## The exercise
State how many lines in the records hold the word "values", giving the number and no other text.

## Materials provided
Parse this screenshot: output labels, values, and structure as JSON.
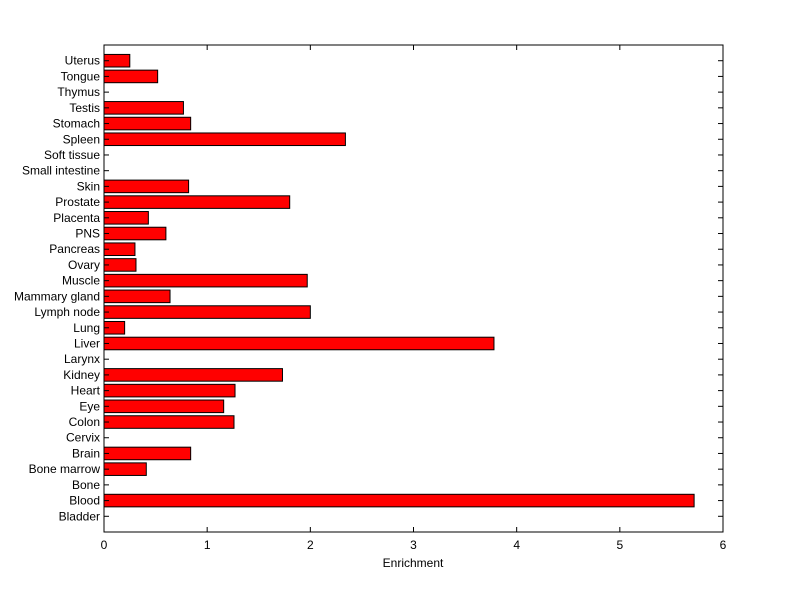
{
  "chart_data": {
    "type": "bar",
    "orientation": "horizontal",
    "xlabel": "Enrichment",
    "ylabel": "",
    "title": "",
    "xlim": [
      0,
      6
    ],
    "xticks": [
      "0",
      "1",
      "2",
      "3",
      "4",
      "5",
      "6"
    ],
    "grid": false,
    "legend": "none",
    "bar_color": "#ff0000",
    "bar_edge_color": "#000000",
    "categories": [
      "Bladder",
      "Blood",
      "Bone",
      "Bone marrow",
      "Brain",
      "Cervix",
      "Colon",
      "Eye",
      "Heart",
      "Kidney",
      "Larynx",
      "Liver",
      "Lung",
      "Lymph node",
      "Mammary gland",
      "Muscle",
      "Ovary",
      "Pancreas",
      "PNS",
      "Placenta",
      "Prostate",
      "Skin",
      "Small intestine",
      "Soft tissue",
      "Spleen",
      "Stomach",
      "Testis",
      "Thymus",
      "Tongue",
      "Uterus"
    ],
    "values": [
      0,
      5.72,
      0,
      0.41,
      0.84,
      0,
      1.26,
      1.16,
      1.27,
      1.73,
      0,
      3.78,
      0.2,
      2.0,
      0.64,
      1.97,
      0.31,
      0.3,
      0.6,
      0.43,
      1.8,
      0.82,
      0,
      0,
      2.34,
      0.84,
      0.77,
      0,
      0.52,
      0.25
    ]
  }
}
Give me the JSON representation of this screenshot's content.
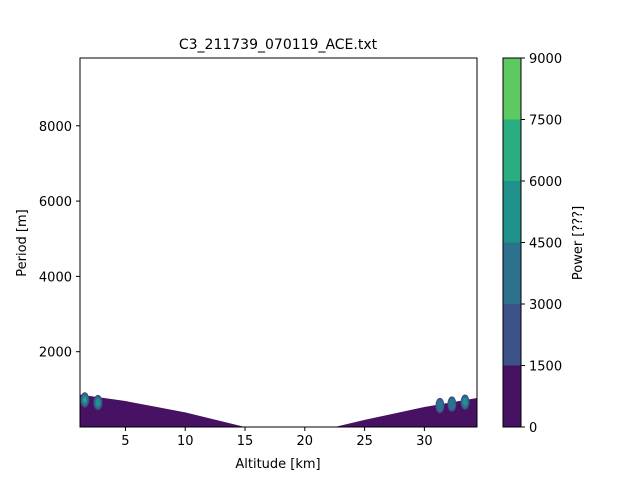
{
  "chart_data": {
    "type": "contour",
    "title": "C3_211739_070119_ACE.txt",
    "xlabel": "Altitude [km]",
    "ylabel": "Period [m]",
    "xlim": [
      1.2,
      34.4
    ],
    "ylim": [
      0,
      9800
    ],
    "xticks": [
      5,
      10,
      15,
      20,
      25,
      30
    ],
    "yticks": [
      2000,
      4000,
      6000,
      8000
    ],
    "colorbar": {
      "label": "Power [???]",
      "levels": [
        0,
        1500,
        3000,
        4500,
        6000,
        7500,
        9000
      ],
      "colors": [
        "#471164",
        "#3b528b",
        "#2c728e",
        "#21918c",
        "#28ae80",
        "#5ec962",
        "#c8e020"
      ]
    },
    "filled_region_boundary": {
      "lower": "y = 0",
      "upper": [
        {
          "x": 1.2,
          "y": 860
        },
        {
          "x": 5,
          "y": 690
        },
        {
          "x": 10,
          "y": 390
        },
        {
          "x": 15,
          "y": 0
        },
        {
          "x": 22.5,
          "y": 0
        },
        {
          "x": 25,
          "y": 190
        },
        {
          "x": 30,
          "y": 530
        },
        {
          "x": 34.4,
          "y": 770
        }
      ]
    },
    "hotspots": [
      {
        "x": 1.6,
        "y": 720,
        "power": 6000
      },
      {
        "x": 2.7,
        "y": 650,
        "power": 4500
      },
      {
        "x": 31.3,
        "y": 570,
        "power": 3000
      },
      {
        "x": 32.3,
        "y": 610,
        "power": 3000
      },
      {
        "x": 33.4,
        "y": 660,
        "power": 4500
      }
    ]
  }
}
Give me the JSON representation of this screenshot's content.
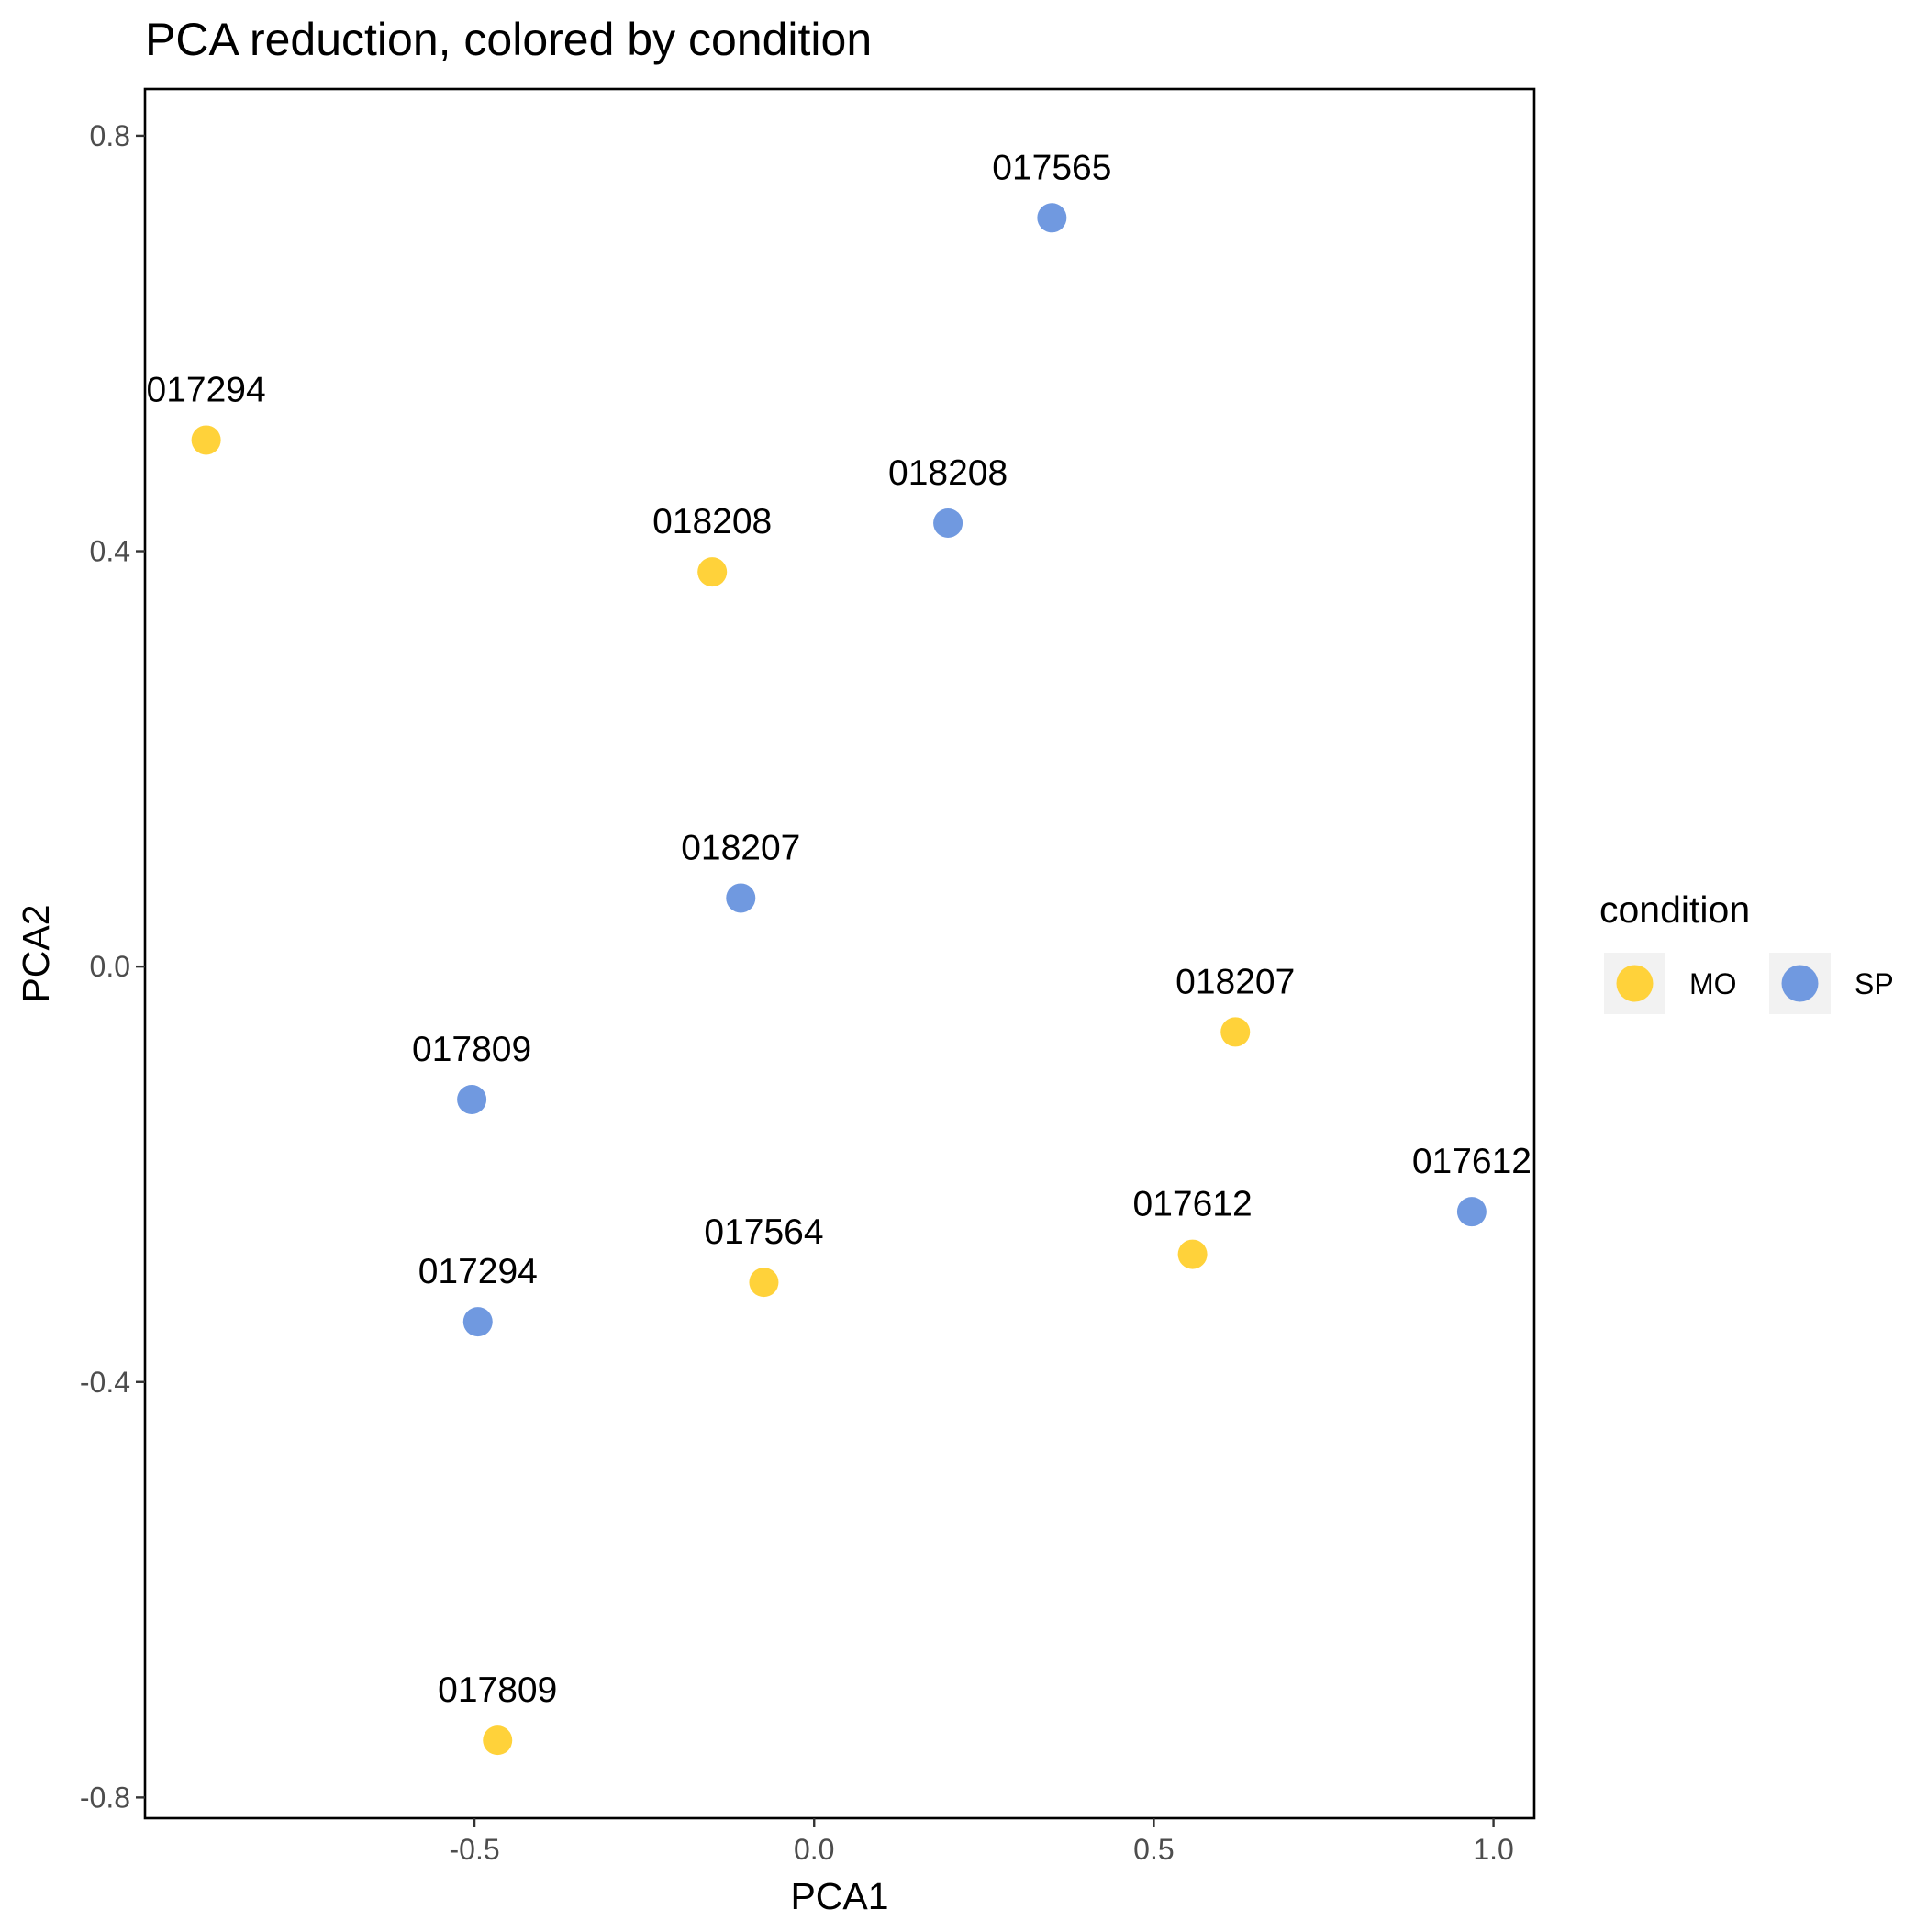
{
  "chart_data": {
    "type": "scatter",
    "title": "PCA reduction, colored by condition",
    "xlabel": "PCA1",
    "ylabel": "PCA2",
    "xlim": [
      -0.985,
      1.06
    ],
    "ylim": [
      -0.82,
      0.845
    ],
    "x_ticks": [
      -0.5,
      0.0,
      0.5,
      1.0
    ],
    "x_tick_labels": [
      "-0.5",
      "0.0",
      "0.5",
      "1.0"
    ],
    "y_ticks": [
      -0.8,
      -0.4,
      0.0,
      0.4,
      0.8
    ],
    "y_tick_labels": [
      "-0.8",
      "-0.4",
      "0.0",
      "0.4",
      "0.8"
    ],
    "grid": false,
    "legend": {
      "title": "condition",
      "position": "right",
      "items": [
        {
          "label": "MO",
          "color": "#FFD23A"
        },
        {
          "label": "SP",
          "color": "#7099E0"
        }
      ]
    },
    "series": [
      {
        "name": "MO",
        "color": "#FFD23A",
        "points": [
          {
            "x": -0.895,
            "y": 0.507,
            "label": "017294"
          },
          {
            "x": -0.15,
            "y": 0.38,
            "label": "018208"
          },
          {
            "x": 0.62,
            "y": -0.063,
            "label": "018207"
          },
          {
            "x": 0.557,
            "y": -0.277,
            "label": "017612"
          },
          {
            "x": -0.074,
            "y": -0.304,
            "label": "017564"
          },
          {
            "x": -0.466,
            "y": -0.745,
            "label": "017809"
          }
        ]
      },
      {
        "name": "SP",
        "color": "#7099E0",
        "points": [
          {
            "x": 0.35,
            "y": 0.721,
            "label": "017565"
          },
          {
            "x": 0.197,
            "y": 0.427,
            "label": "018208"
          },
          {
            "x": -0.108,
            "y": 0.066,
            "label": "018207"
          },
          {
            "x": -0.504,
            "y": -0.128,
            "label": "017809"
          },
          {
            "x": 0.968,
            "y": -0.236,
            "label": "017612"
          },
          {
            "x": -0.495,
            "y": -0.342,
            "label": "017294"
          }
        ]
      }
    ]
  }
}
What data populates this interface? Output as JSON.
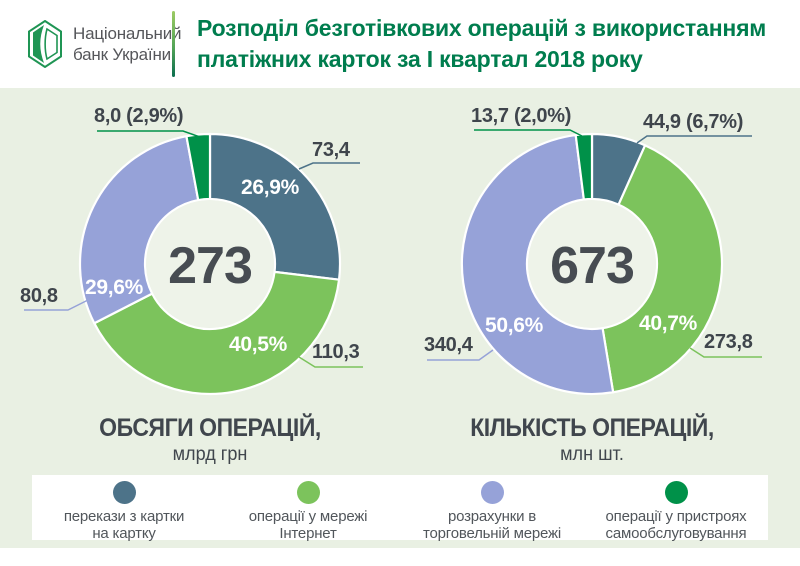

## Solution to the problem
2